Task brief →
Copy the full set of lines exactly as given.

Stored rows →
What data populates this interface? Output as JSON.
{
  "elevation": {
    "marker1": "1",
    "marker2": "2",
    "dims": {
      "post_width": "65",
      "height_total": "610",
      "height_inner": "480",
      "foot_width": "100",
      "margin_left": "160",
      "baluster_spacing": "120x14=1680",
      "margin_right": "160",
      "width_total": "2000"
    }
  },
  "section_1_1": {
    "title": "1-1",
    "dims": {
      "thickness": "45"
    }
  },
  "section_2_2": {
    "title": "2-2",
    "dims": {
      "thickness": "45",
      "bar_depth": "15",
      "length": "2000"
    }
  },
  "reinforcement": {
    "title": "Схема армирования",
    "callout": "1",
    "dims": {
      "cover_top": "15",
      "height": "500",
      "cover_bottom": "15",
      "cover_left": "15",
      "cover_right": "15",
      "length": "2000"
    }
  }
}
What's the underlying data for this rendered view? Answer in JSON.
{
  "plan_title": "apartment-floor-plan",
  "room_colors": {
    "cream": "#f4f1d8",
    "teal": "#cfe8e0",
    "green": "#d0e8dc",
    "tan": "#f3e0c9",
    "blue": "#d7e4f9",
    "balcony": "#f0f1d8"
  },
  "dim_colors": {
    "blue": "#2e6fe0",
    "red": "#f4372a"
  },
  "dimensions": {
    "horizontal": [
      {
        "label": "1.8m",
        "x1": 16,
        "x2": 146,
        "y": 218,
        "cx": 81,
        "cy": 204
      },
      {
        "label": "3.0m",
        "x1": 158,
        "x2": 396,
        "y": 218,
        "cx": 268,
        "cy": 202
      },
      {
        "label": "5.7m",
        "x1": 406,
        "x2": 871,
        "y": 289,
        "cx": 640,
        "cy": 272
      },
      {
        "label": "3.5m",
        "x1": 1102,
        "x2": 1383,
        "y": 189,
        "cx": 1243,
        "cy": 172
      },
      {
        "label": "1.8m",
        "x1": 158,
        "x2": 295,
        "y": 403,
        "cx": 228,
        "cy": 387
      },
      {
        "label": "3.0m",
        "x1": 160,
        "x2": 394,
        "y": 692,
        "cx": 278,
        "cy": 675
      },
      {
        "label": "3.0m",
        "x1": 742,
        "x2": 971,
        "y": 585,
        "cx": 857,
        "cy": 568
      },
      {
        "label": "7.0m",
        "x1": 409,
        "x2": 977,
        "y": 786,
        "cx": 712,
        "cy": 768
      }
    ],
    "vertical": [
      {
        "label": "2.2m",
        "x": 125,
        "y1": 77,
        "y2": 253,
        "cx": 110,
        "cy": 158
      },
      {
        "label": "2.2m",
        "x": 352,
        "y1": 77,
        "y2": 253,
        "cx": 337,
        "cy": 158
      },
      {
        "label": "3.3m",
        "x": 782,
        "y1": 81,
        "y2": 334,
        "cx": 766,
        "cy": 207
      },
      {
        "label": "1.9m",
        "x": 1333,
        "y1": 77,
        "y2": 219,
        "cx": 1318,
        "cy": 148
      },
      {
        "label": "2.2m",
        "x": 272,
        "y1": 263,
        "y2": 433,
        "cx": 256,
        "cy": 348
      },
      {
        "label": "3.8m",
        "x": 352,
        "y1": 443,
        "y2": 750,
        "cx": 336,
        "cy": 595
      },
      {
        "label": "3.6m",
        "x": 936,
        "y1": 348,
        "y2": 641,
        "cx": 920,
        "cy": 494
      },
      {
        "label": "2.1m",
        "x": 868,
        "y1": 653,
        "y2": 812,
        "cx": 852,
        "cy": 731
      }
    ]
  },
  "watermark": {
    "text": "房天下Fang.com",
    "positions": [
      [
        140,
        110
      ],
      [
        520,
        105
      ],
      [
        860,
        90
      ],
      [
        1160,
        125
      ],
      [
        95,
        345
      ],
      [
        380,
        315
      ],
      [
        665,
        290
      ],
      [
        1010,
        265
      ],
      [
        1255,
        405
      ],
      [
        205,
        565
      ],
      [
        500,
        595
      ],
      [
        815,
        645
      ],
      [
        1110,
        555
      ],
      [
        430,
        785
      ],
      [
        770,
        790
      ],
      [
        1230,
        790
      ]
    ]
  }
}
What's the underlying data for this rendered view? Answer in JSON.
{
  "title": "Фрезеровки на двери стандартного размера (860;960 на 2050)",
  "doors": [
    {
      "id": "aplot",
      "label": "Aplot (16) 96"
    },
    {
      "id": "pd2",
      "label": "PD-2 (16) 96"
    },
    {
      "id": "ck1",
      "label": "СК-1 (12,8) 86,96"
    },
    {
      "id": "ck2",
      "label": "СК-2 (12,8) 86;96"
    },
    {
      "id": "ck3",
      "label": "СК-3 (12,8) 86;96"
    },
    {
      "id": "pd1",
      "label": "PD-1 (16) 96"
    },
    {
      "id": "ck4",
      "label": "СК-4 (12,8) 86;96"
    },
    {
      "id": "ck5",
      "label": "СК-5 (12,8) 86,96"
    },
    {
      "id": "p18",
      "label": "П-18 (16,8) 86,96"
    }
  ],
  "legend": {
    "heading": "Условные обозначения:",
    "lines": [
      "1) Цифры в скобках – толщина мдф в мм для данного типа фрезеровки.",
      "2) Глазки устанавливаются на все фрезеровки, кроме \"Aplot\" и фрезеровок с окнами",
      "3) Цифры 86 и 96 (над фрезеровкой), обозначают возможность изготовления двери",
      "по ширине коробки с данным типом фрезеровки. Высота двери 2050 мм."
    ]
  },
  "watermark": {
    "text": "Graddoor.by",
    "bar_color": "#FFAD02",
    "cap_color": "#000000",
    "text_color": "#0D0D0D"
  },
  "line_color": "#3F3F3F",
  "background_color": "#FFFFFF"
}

Answer to the problem →
What data populates this interface? Output as JSON.
{
  "elevation": {
    "marker1": "1",
    "marker2": "2",
    "dims": {
      "post_width": "65",
      "height_total": "610",
      "height_inner": "480",
      "foot_width": "100",
      "margin_left": "160",
      "baluster_spacing": "120x14=1680",
      "margin_right": "160",
      "width_total": "2000"
    }
  },
  "section_1_1": {
    "title": "1-1",
    "dims": {
      "thickness": "45"
    }
  },
  "section_2_2": {
    "title": "2-2",
    "dims": {
      "thickness": "45",
      "bar_depth": "15",
      "length": "2000"
    }
  },
  "reinforcement": {
    "title": "Схема армирования",
    "callout": "1",
    "dims": {
      "cover_top": "15",
      "height": "500",
      "cover_bottom": "15",
      "cover_left": "15",
      "cover_right": "15",
      "length": "2000"
    }
  }
}
What's the underlying data for this rendered view? Answer in JSON.
{
  "plan_title": "apartment-floor-plan",
  "room_colors": {
    "cream": "#f4f1d8",
    "teal": "#cfe8e0",
    "green": "#d0e8dc",
    "tan": "#f3e0c9",
    "blue": "#d7e4f9",
    "balcony": "#f0f1d8"
  },
  "dim_colors": {
    "blue": "#2e6fe0",
    "red": "#f4372a"
  },
  "dimensions": {
    "horizontal": [
      {
        "label": "1.8m",
        "x1": 16,
        "x2": 146,
        "y": 218,
        "cx": 81,
        "cy": 204
      },
      {
        "label": "3.0m",
        "x1": 158,
        "x2": 396,
        "y": 218,
        "cx": 268,
        "cy": 202
      },
      {
        "label": "5.7m",
        "x1": 406,
        "x2": 871,
        "y": 289,
        "cx": 640,
        "cy": 272
      },
      {
        "label": "3.5m",
        "x1": 1102,
        "x2": 1383,
        "y": 189,
        "cx": 1243,
        "cy": 172
      },
      {
        "label": "1.8m",
        "x1": 158,
        "x2": 295,
        "y": 403,
        "cx": 228,
        "cy": 387
      },
      {
        "label": "3.0m",
        "x1": 160,
        "x2": 394,
        "y": 692,
        "cx": 278,
        "cy": 675
      },
      {
        "label": "3.0m",
        "x1": 742,
        "x2": 971,
        "y": 585,
        "cx": 857,
        "cy": 568
      },
      {
        "label": "7.0m",
        "x1": 409,
        "x2": 977,
        "y": 786,
        "cx": 712,
        "cy": 768
      }
    ],
    "vertical": [
      {
        "label": "2.2m",
        "x": 125,
        "y1": 77,
        "y2": 253,
        "cx": 110,
        "cy": 158
      },
      {
        "label": "2.2m",
        "x": 352,
        "y1": 77,
        "y2": 253,
        "cx": 337,
        "cy": 158
      },
      {
        "label": "3.3m",
        "x": 782,
        "y1": 81,
        "y2": 334,
        "cx": 766,
        "cy": 207
      },
      {
        "label": "1.9m",
        "x": 1333,
        "y1": 77,
        "y2": 219,
        "cx": 1318,
        "cy": 148
      },
      {
        "label": "2.2m",
        "x": 272,
        "y1": 263,
        "y2": 433,
        "cx": 256,
        "cy": 348
      },
      {
        "label": "3.8m",
        "x": 352,
        "y1": 443,
        "y2": 750,
        "cx": 336,
        "cy": 595
      },
      {
        "label": "3.6m",
        "x": 936,
        "y1": 348,
        "y2": 641,
        "cx": 920,
        "cy": 494
      },
      {
        "label": "2.1m",
        "x": 868,
        "y1": 653,
        "y2": 812,
        "cx": 852,
        "cy": 731
      }
    ]
  },
  "watermark": {
    "text": "房天下Fang.com",
    "positions": [
      [
        140,
        110
      ],
      [
        520,
        105
      ],
      [
        860,
        90
      ],
      [
        1160,
        125
      ],
      [
        95,
        345
      ],
      [
        380,
        315
      ],
      [
        665,
        290
      ],
      [
        1010,
        265
      ],
      [
        1255,
        405
      ],
      [
        205,
        565
      ],
      [
        500,
        595
      ],
      [
        815,
        645
      ],
      [
        1110,
        555
      ],
      [
        430,
        785
      ],
      [
        770,
        790
      ],
      [
        1230,
        790
      ]
    ]
  }
}
What's the underlying data for this rendered view? Answer in JSON.
{
  "title": "Фрезеровки на двери стандартного размера (860;960 на 2050)",
  "doors": [
    {
      "id": "aplot",
      "label": "Aplot (16) 96"
    },
    {
      "id": "pd2",
      "label": "PD-2 (16) 96"
    },
    {
      "id": "ck1",
      "label": "СК-1 (12,8) 86,96"
    },
    {
      "id": "ck2",
      "label": "СК-2 (12,8) 86;96"
    },
    {
      "id": "ck3",
      "label": "СК-3 (12,8) 86;96"
    },
    {
      "id": "pd1",
      "label": "PD-1 (16) 96"
    },
    {
      "id": "ck4",
      "label": "СК-4 (12,8) 86;96"
    },
    {
      "id": "ck5",
      "label": "СК-5 (12,8) 86,96"
    },
    {
      "id": "p18",
      "label": "П-18 (16,8) 86,96"
    }
  ],
  "legend": {
    "heading": "Условные обозначения:",
    "lines": [
      "1) Цифры в скобках – толщина мдф в мм для данного типа фрезеровки.",
      "2) Глазки устанавливаются на все фрезеровки, кроме \"Aplot\" и фрезеровок с окнами",
      "3) Цифры 86 и 96 (над фрезеровкой), обозначают возможность изготовления двери",
      "по ширине коробки с данным типом фрезеровки. Высота двери 2050 мм."
    ]
  },
  "watermark": {
    "text": "Graddoor.by",
    "bar_color": "#FFAD02",
    "cap_color": "#000000",
    "text_color": "#0D0D0D"
  },
  "line_color": "#3F3F3F",
  "background_color": "#FFFFFF"
}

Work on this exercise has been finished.